Dataset entries:
********

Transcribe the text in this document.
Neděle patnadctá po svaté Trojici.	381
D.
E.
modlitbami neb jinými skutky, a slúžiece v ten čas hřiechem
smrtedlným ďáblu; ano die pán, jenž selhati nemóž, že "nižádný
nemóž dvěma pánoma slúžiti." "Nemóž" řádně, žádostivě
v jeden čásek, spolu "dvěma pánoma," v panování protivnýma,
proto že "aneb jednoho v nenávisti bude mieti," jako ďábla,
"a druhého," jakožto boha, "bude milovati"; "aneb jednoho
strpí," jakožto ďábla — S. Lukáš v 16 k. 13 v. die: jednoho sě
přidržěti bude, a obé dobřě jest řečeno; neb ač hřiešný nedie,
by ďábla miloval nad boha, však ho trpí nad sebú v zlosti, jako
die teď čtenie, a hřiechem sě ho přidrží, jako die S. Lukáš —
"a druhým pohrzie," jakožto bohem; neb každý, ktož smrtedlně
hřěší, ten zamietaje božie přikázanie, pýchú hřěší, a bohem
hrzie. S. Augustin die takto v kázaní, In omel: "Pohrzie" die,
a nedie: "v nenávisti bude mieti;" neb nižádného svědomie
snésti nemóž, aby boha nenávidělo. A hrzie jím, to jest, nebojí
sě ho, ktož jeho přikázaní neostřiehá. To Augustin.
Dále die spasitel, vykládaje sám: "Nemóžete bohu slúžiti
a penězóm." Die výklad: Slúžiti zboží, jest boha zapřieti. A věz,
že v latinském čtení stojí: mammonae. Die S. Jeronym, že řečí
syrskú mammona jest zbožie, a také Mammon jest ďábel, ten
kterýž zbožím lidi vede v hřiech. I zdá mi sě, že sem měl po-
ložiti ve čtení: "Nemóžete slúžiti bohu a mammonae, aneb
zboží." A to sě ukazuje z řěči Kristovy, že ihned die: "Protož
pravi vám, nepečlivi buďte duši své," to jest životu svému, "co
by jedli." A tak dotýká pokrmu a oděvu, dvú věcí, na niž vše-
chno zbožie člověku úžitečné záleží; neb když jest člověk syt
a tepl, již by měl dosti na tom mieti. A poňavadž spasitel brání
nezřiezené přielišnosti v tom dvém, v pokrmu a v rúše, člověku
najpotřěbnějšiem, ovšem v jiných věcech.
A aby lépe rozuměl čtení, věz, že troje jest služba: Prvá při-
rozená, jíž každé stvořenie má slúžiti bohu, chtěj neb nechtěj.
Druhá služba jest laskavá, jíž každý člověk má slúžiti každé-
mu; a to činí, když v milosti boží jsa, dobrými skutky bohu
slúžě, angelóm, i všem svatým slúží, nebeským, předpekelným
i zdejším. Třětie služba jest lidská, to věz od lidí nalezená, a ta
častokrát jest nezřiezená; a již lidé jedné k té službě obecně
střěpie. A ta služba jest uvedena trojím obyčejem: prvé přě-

********

_WHAT NEEDS TO BE DONE:_
Retype every entry above, word for word.

_EXERCISE OUTPUT:_
Transcribe the text in this document.
Neděle patnadctá po svaté Trojici.	381
D.
E.
modlitbami neb jinými skutky, a slúžiece v ten čas hřiechem
smrtedlným ďáblu; ano die pán, jenž selhati nemóž, že "nižádný
nemóž dvěma pánoma slúžiti." "Nemóž" řádně, žádostivě
v jeden čásek, spolu "dvěma pánoma," v panování protivnýma,
proto že "aneb jednoho v nenávisti bude mieti," jako ďábla,
"a druhého," jakožto boha, "bude milovati"; "aneb jednoho
strpí," jakožto ďábla — S. Lukáš v 16 k. 13 v. die: jednoho sě
přidržěti bude, a obé dobřě jest řečeno; neb ač hřiešný nedie,
by ďábla miloval nad boha, však ho trpí nad sebú v zlosti, jako
die teď čtenie, a hřiechem sě ho přidrží, jako die S. Lukáš —
"a druhým pohrzie," jakožto bohem; neb každý, ktož smrtedlně
hřěší, ten zamietaje božie přikázanie, pýchú hřěší, a bohem
hrzie. S. Augustin die takto v kázaní, In omel: "Pohrzie" die,
a nedie: "v nenávisti bude mieti;" neb nižádného svědomie
snésti nemóž, aby boha nenávidělo. A hrzie jím, to jest, nebojí
sě ho, ktož jeho přikázaní neostřiehá. To Augustin.
Dále die spasitel, vykládaje sám: "Nemóžete bohu slúžiti
a penězóm." Die výklad: Slúžiti zboží, jest boha zapřieti. A věz,
že v latinském čtení stojí: mammonae. Die S. Jeronym, že řečí
syrskú mammona jest zbožie, a také Mammon jest ďábel, ten
kterýž zbožím lidi vede v hřiech. I zdá mi sě, že sem měl po-
ložiti ve čtení: "Nemóžete slúžiti bohu a mammonae, aneb
zboží." A to sě ukazuje z řěči Kristovy, že ihned die: "Protož
pravi vám, nepečlivi buďte duši své," to jest životu svému, "co
by jedli." A tak dotýká pokrmu a oděvu, dvú věcí, na niž vše-
chno zbožie člověku úžitečné záleží; neb když jest člověk syt
a tepl, již by měl dosti na tom mieti. A poňavadž spasitel brání
nezřiezené přielišnosti v tom dvém, v pokrmu a v rúše, člověku
najpotřěbnějšiem, ovšem v jiných věcech.
A aby lépe rozuměl čtení, věz, že troje jest služba: Prvá při-
rozená, jíž každé stvořenie má slúžiti bohu, chtěj neb nechtěj.
Druhá služba jest laskavá, jíž každý člověk má slúžiti každé-
mu; a to činí, když v milosti boží jsa, dobrými skutky bohu
slúžě, angelóm, i všem svatým slúží, nebeským, předpekelným
i zdejším. Třětie služba jest lidská, to věz od lidí nalezená, a ta
častokrát jest nezřiezená; a již lidé jedné k té službě obecně
střěpie. A ta služba jest uvedena trojím obyčejem: prvé přě-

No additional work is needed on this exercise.